■ **Set problem**: List every line below containing "verde".

(Data items)
....

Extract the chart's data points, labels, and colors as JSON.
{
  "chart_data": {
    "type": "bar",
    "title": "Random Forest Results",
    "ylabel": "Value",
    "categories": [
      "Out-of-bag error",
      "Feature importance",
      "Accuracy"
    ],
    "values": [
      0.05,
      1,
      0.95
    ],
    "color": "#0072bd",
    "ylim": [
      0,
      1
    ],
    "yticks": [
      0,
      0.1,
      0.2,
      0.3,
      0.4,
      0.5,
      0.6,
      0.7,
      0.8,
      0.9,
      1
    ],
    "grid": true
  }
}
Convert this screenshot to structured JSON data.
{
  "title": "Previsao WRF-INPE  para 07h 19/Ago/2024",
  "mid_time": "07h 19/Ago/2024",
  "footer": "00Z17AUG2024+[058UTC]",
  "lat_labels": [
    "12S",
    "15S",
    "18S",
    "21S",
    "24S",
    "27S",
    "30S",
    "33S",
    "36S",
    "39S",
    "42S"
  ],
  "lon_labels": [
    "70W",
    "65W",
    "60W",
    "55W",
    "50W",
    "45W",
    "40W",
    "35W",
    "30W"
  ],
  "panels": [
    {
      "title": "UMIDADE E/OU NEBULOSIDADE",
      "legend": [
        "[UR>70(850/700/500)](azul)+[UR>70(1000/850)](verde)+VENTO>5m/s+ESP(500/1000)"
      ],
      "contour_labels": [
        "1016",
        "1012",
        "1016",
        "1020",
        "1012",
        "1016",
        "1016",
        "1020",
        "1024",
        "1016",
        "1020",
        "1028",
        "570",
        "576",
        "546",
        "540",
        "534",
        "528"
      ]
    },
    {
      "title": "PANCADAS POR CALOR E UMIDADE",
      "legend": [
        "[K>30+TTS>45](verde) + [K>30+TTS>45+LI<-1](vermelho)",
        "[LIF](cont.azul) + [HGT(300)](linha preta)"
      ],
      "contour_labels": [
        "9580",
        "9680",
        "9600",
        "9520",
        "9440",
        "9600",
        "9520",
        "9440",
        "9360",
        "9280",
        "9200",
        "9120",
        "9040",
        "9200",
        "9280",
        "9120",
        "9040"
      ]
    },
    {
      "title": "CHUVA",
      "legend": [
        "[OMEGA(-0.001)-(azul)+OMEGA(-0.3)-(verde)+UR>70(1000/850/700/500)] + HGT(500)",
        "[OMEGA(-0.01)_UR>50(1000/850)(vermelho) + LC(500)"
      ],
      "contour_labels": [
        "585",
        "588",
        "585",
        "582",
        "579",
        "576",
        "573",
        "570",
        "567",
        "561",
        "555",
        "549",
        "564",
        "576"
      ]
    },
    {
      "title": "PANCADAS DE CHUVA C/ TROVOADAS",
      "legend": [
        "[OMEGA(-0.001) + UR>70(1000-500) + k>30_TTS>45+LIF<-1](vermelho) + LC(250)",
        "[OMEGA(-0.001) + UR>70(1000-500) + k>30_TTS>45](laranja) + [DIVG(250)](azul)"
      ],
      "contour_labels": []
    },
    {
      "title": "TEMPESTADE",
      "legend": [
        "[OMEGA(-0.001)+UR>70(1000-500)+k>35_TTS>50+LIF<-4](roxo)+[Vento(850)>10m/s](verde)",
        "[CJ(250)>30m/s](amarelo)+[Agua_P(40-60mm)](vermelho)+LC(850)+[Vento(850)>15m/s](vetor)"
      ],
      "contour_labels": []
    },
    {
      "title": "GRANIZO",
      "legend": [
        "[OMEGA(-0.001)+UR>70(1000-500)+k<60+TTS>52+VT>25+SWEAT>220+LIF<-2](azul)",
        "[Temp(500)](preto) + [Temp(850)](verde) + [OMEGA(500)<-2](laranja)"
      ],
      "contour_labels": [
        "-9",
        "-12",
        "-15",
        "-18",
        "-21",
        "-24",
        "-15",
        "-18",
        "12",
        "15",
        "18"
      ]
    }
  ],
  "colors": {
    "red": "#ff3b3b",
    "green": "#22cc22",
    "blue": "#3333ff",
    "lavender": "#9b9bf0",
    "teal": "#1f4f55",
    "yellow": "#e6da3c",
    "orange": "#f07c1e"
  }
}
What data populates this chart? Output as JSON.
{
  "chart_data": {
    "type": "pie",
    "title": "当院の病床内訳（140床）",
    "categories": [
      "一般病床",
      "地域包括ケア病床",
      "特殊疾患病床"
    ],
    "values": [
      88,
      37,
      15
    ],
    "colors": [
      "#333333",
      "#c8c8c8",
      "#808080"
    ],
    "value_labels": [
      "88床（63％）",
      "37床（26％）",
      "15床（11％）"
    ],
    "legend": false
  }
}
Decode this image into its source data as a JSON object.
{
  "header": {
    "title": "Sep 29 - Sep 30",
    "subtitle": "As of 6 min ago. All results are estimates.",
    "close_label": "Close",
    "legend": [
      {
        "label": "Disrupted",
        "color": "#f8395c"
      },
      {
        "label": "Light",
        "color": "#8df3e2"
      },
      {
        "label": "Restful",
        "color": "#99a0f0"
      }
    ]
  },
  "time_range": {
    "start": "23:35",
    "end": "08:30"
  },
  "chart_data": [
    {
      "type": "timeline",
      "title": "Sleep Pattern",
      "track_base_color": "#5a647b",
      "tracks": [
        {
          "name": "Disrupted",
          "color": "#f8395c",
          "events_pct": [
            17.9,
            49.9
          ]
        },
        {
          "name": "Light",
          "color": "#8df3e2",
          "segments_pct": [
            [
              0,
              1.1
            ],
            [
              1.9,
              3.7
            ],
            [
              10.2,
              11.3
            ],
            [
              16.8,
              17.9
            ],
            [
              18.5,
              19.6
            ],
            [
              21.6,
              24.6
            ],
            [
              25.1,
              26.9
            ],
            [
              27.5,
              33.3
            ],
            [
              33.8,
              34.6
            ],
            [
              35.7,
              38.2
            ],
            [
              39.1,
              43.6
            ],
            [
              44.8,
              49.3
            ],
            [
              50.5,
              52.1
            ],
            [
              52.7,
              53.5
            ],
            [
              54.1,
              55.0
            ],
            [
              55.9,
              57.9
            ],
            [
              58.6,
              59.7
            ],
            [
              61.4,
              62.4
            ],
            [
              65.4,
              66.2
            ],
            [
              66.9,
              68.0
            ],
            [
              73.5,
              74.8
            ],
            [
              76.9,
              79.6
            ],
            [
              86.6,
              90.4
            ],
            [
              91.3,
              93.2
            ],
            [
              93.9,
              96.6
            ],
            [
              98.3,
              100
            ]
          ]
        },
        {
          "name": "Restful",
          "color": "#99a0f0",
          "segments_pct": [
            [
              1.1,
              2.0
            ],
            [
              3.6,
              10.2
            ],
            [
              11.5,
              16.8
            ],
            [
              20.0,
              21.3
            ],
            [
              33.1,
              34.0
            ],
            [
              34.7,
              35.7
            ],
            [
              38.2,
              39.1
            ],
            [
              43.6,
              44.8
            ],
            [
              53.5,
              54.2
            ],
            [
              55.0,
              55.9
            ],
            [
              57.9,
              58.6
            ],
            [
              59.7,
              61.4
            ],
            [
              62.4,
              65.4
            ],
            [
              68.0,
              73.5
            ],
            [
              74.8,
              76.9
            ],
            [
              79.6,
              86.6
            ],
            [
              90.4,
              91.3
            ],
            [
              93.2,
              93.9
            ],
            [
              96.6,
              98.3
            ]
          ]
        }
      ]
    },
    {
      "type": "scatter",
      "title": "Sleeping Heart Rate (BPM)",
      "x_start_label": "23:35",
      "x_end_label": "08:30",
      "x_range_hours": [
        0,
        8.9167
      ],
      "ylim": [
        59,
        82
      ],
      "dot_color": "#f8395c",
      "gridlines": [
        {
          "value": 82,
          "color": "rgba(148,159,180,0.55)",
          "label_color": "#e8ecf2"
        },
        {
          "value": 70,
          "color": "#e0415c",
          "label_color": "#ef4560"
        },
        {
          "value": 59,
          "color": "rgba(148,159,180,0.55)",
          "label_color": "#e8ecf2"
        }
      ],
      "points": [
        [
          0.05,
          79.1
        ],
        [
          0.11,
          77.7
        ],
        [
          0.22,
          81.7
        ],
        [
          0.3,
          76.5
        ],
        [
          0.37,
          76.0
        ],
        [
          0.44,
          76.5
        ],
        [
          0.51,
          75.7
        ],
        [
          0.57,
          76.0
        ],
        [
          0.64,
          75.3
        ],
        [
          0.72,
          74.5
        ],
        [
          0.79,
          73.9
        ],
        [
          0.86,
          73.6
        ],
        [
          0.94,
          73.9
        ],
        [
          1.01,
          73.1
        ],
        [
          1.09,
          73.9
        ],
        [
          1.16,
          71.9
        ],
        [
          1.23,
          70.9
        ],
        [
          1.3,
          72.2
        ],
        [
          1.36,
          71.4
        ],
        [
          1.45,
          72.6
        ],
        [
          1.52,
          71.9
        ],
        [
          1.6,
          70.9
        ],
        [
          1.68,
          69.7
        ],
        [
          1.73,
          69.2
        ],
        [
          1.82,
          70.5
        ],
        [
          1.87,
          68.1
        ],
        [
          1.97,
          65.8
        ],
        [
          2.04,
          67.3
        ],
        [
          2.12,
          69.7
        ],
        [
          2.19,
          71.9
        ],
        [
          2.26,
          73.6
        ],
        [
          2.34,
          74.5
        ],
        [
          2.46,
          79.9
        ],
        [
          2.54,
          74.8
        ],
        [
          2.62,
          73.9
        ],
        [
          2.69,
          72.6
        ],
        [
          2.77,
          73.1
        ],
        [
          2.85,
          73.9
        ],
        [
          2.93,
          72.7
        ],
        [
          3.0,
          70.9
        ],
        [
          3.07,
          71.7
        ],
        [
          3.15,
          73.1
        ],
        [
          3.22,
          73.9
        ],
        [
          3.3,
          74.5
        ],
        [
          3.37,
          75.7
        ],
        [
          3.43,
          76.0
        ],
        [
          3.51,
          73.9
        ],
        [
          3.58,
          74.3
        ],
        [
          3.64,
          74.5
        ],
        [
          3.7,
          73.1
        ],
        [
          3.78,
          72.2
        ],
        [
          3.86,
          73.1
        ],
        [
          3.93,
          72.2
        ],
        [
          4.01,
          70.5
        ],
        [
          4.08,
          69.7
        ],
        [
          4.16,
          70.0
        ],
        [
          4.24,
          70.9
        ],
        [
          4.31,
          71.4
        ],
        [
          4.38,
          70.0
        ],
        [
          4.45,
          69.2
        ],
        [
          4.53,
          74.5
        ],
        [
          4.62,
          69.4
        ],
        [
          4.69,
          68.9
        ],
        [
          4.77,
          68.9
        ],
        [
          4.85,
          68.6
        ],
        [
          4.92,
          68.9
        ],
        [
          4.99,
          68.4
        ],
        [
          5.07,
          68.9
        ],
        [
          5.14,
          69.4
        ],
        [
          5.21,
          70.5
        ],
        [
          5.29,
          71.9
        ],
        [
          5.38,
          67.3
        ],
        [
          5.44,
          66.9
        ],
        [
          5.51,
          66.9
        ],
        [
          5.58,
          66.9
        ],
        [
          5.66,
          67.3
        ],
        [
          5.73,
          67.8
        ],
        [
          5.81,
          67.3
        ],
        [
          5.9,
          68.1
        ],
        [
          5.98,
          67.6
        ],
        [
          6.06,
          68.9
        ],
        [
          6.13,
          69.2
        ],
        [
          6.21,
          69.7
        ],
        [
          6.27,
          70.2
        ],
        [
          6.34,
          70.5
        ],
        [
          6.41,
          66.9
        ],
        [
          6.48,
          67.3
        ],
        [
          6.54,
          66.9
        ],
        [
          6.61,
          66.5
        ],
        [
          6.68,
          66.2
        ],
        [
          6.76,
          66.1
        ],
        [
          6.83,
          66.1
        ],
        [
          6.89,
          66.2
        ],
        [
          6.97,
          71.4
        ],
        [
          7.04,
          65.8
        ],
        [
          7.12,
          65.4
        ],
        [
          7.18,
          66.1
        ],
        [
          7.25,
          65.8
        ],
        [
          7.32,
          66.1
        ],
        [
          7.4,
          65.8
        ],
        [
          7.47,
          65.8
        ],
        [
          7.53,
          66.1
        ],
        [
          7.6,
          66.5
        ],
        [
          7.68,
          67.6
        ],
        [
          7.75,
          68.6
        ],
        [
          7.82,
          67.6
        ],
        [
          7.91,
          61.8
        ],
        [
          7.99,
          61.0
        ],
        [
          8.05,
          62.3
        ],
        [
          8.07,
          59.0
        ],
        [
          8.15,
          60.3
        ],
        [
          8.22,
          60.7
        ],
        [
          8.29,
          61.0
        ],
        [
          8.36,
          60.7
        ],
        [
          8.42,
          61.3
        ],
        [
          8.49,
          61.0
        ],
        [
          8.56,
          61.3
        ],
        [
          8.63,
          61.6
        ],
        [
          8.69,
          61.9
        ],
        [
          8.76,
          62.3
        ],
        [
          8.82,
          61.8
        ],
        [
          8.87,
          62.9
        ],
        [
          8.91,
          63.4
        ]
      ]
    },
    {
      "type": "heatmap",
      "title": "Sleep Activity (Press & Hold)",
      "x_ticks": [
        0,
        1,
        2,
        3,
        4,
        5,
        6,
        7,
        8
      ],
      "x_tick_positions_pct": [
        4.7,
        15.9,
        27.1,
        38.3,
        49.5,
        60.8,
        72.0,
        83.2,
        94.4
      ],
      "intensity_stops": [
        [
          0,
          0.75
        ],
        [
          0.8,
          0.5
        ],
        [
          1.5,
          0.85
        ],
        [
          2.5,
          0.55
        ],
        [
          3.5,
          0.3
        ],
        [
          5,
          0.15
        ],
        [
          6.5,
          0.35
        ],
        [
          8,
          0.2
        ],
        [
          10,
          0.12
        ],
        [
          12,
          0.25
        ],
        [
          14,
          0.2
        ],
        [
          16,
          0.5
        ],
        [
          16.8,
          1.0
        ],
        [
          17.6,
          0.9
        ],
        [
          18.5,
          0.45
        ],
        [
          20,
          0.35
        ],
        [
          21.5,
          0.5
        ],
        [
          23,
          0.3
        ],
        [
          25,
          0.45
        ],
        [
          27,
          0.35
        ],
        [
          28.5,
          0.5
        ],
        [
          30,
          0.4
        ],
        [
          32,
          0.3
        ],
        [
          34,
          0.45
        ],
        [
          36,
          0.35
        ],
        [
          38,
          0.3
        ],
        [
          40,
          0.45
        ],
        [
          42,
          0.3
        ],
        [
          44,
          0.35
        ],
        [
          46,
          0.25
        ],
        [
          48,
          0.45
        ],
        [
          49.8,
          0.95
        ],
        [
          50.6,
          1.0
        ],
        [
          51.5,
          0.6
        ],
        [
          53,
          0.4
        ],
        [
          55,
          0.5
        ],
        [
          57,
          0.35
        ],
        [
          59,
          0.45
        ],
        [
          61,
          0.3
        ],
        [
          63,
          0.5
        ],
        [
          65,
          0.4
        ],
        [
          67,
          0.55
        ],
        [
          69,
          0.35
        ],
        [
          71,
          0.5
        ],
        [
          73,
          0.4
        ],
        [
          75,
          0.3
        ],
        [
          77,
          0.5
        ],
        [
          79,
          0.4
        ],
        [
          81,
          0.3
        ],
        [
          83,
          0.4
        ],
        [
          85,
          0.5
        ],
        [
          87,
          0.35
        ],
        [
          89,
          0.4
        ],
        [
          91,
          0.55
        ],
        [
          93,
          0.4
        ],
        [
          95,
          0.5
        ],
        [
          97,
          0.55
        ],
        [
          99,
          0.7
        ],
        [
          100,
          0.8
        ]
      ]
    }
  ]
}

....

■ **Exercise answer**:
        "[UR>70(850/700/500)](azul)+[UR>70(1000/850)](verde)+VENTO>5m/s+ESP(500/1000)"
        "[K>30+TTS>45](verde) + [K>30+TTS>45+LI<-1](vermelho)",
        "[OMEGA(-0.001)-(azul)+OMEGA(-0.3)-(verde)+UR>70(1000/850/700/500)] + HGT(500)",
        "[OMEGA(-0.001)+UR>70(1000-500)+k>35_TTS>50+LIF<-4](roxo)+[Vento(850)>10m/s](verde)",
        "[Temp(500)](preto) + [Temp(850)](verde) + [OMEGA(500)<-2](laranja)"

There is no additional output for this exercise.